Записи областей макета —

==============================

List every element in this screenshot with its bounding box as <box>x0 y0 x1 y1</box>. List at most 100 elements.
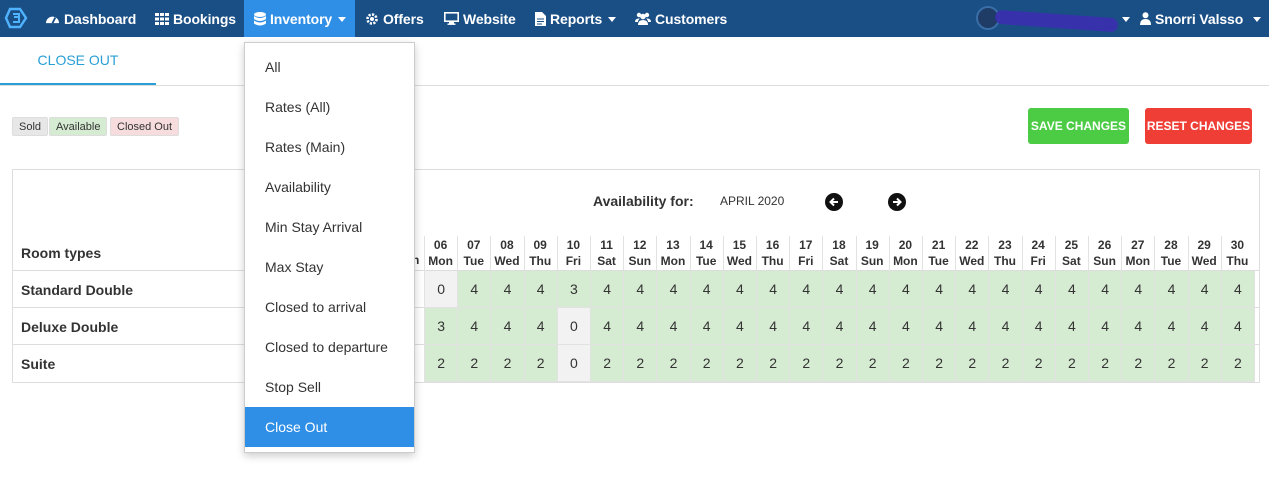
availability-cell[interactable]: 4 <box>889 308 923 345</box>
availability-cell[interactable]: 2 <box>923 345 957 382</box>
availability-cell[interactable]: 4 <box>723 308 757 345</box>
availability-cell[interactable]: 4 <box>1221 271 1255 308</box>
availability-cell[interactable]: 4 <box>1055 308 1089 345</box>
availability-cell[interactable]: 4 <box>1022 271 1056 308</box>
availability-cell[interactable]: 2 <box>823 345 857 382</box>
availability-cell[interactable]: 4 <box>757 308 791 345</box>
availability-cell[interactable]: 2 <box>524 345 558 382</box>
availability-cell[interactable]: 0 <box>557 308 591 345</box>
availability-cell[interactable]: 2 <box>723 345 757 382</box>
availability-cell[interactable]: 2 <box>1055 345 1089 382</box>
availability-cell[interactable]: 4 <box>757 271 791 308</box>
availability-cell[interactable]: 4 <box>856 271 890 308</box>
availability-cell[interactable]: 4 <box>1122 271 1156 308</box>
availability-cell[interactable]: 4 <box>1022 308 1056 345</box>
availability-cell[interactable]: 2 <box>1122 345 1156 382</box>
availability-cell[interactable]: 4 <box>723 271 757 308</box>
dropdown-item-rates-main[interactable]: Rates (Main) <box>245 127 414 167</box>
availability-cell[interactable]: 2 <box>790 345 824 382</box>
reset-changes-button[interactable]: RESET CHANGES <box>1145 108 1252 144</box>
availability-cell[interactable]: 4 <box>458 308 492 345</box>
availability-cell[interactable]: 2 <box>1022 345 1056 382</box>
availability-cell[interactable]: 2 <box>690 345 724 382</box>
nav-reports[interactable]: Reports <box>535 0 617 37</box>
availability-cell[interactable]: 4 <box>856 308 890 345</box>
nav-website[interactable]: Website <box>444 0 516 37</box>
availability-cell[interactable]: 2 <box>458 345 492 382</box>
availability-cell[interactable]: 4 <box>1089 308 1123 345</box>
availability-cell[interactable]: 4 <box>1188 271 1222 308</box>
availability-cell[interactable]: 2 <box>757 345 791 382</box>
nav-bookings[interactable]: Bookings <box>155 0 236 37</box>
availability-cell[interactable]: 4 <box>956 271 990 308</box>
dropdown-item-stop-sell[interactable]: Stop Sell <box>245 367 414 407</box>
availability-cell[interactable]: 4 <box>690 308 724 345</box>
app-logo-icon[interactable] <box>4 6 28 30</box>
dropdown-item-availability[interactable]: Availability <box>245 167 414 207</box>
dropdown-item-rates-all[interactable]: Rates (All) <box>245 87 414 127</box>
availability-cell[interactable]: 4 <box>624 271 658 308</box>
availability-cell[interactable]: 4 <box>790 308 824 345</box>
dropdown-item-close-out[interactable]: Close Out <box>245 407 414 447</box>
dropdown-item-all[interactable]: All <box>245 47 414 87</box>
tab-close-out[interactable]: CLOSE OUT <box>0 37 156 85</box>
nav-offers[interactable]: Offers <box>365 0 424 37</box>
availability-cell[interactable]: 4 <box>491 308 525 345</box>
availability-cell[interactable]: 4 <box>1155 271 1189 308</box>
availability-cell[interactable]: 2 <box>1221 345 1255 382</box>
availability-cell[interactable]: 4 <box>524 271 558 308</box>
availability-cell[interactable]: 4 <box>690 271 724 308</box>
availability-cell[interactable]: 4 <box>491 271 525 308</box>
dropdown-item-closed-to-departure[interactable]: Closed to departure <box>245 327 414 367</box>
next-month-button[interactable] <box>888 193 906 211</box>
availability-cell[interactable]: 4 <box>989 271 1023 308</box>
nav-dashboard[interactable]: Dashboard <box>45 0 136 37</box>
availability-cell[interactable]: 2 <box>956 345 990 382</box>
availability-cell[interactable]: 4 <box>1055 271 1089 308</box>
nav-inventory[interactable]: Inventory <box>244 0 355 37</box>
availability-cell[interactable]: 4 <box>956 308 990 345</box>
availability-cell[interactable]: 2 <box>657 345 691 382</box>
availability-cell[interactable]: 4 <box>591 308 625 345</box>
availability-cell[interactable]: 4 <box>1155 308 1189 345</box>
availability-cell[interactable]: 4 <box>591 271 625 308</box>
availability-cell[interactable]: 4 <box>823 271 857 308</box>
availability-cell[interactable]: 2 <box>889 345 923 382</box>
availability-cell[interactable]: 2 <box>1188 345 1222 382</box>
save-changes-button[interactable]: SAVE CHANGES <box>1028 108 1129 144</box>
availability-cell[interactable]: 4 <box>1221 308 1255 345</box>
dropdown-item-min-stay-arrival[interactable]: Min Stay Arrival <box>245 207 414 247</box>
availability-cell[interactable]: 0 <box>557 345 591 382</box>
availability-cell[interactable]: 2 <box>856 345 890 382</box>
availability-cell[interactable]: 4 <box>1188 308 1222 345</box>
nav-customers[interactable]: Customers <box>635 0 727 37</box>
availability-cell[interactable]: 2 <box>989 345 1023 382</box>
dropdown-item-closed-to-arrival[interactable]: Closed to arrival <box>245 287 414 327</box>
availability-cell[interactable]: 4 <box>790 271 824 308</box>
availability-cell[interactable]: 2 <box>591 345 625 382</box>
availability-cell[interactable]: 4 <box>1122 308 1156 345</box>
availability-cell[interactable]: 4 <box>1089 271 1123 308</box>
availability-cell[interactable]: 2 <box>425 345 459 382</box>
availability-cell[interactable]: 2 <box>1089 345 1123 382</box>
availability-cell[interactable]: 4 <box>923 308 957 345</box>
availability-cell[interactable]: 2 <box>491 345 525 382</box>
availability-cell[interactable]: 4 <box>624 308 658 345</box>
availability-cell[interactable]: 4 <box>657 308 691 345</box>
availability-cell[interactable]: 2 <box>624 345 658 382</box>
availability-cell[interactable]: 4 <box>524 308 558 345</box>
availability-cell[interactable]: 2 <box>1155 345 1189 382</box>
availability-cell[interactable]: 3 <box>557 271 591 308</box>
availability-cell[interactable]: 4 <box>823 308 857 345</box>
dropdown-item-max-stay[interactable]: Max Stay <box>245 247 414 287</box>
user-menu[interactable]: Snorri Valsso <box>1140 0 1269 37</box>
availability-cell[interactable]: 3 <box>425 308 459 345</box>
property-selector-caret[interactable] <box>1116 0 1130 37</box>
availability-cell[interactable]: 4 <box>889 271 923 308</box>
availability-cell[interactable]: 4 <box>657 271 691 308</box>
availability-cell[interactable]: 4 <box>458 271 492 308</box>
availability-cell[interactable]: 4 <box>923 271 957 308</box>
availability-cell[interactable]: 0 <box>425 271 459 308</box>
availability-cell[interactable]: 4 <box>989 308 1023 345</box>
prev-month-button[interactable] <box>825 193 843 211</box>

==============================

Перепишите без изменений строки от строки с «availability-cell[interactable]: 4 <box>889 308» до строки с «availability-cell[interactable]: 2 <box>1055», включая обе.

availability-cell[interactable]: 4 <box>889 308 923 345</box>
availability-cell[interactable]: 2 <box>923 345 957 382</box>
availability-cell[interactable]: 4 <box>723 308 757 345</box>
availability-cell[interactable]: 4 <box>1221 271 1255 308</box>
availability-cell[interactable]: 4 <box>1055 308 1089 345</box>
availability-cell[interactable]: 4 <box>1022 271 1056 308</box>
availability-cell[interactable]: 2 <box>823 345 857 382</box>
availability-cell[interactable]: 4 <box>757 308 791 345</box>
availability-cell[interactable]: 2 <box>524 345 558 382</box>
availability-cell[interactable]: 0 <box>557 308 591 345</box>
availability-cell[interactable]: 2 <box>723 345 757 382</box>
availability-cell[interactable]: 2 <box>1055 345 1089 382</box>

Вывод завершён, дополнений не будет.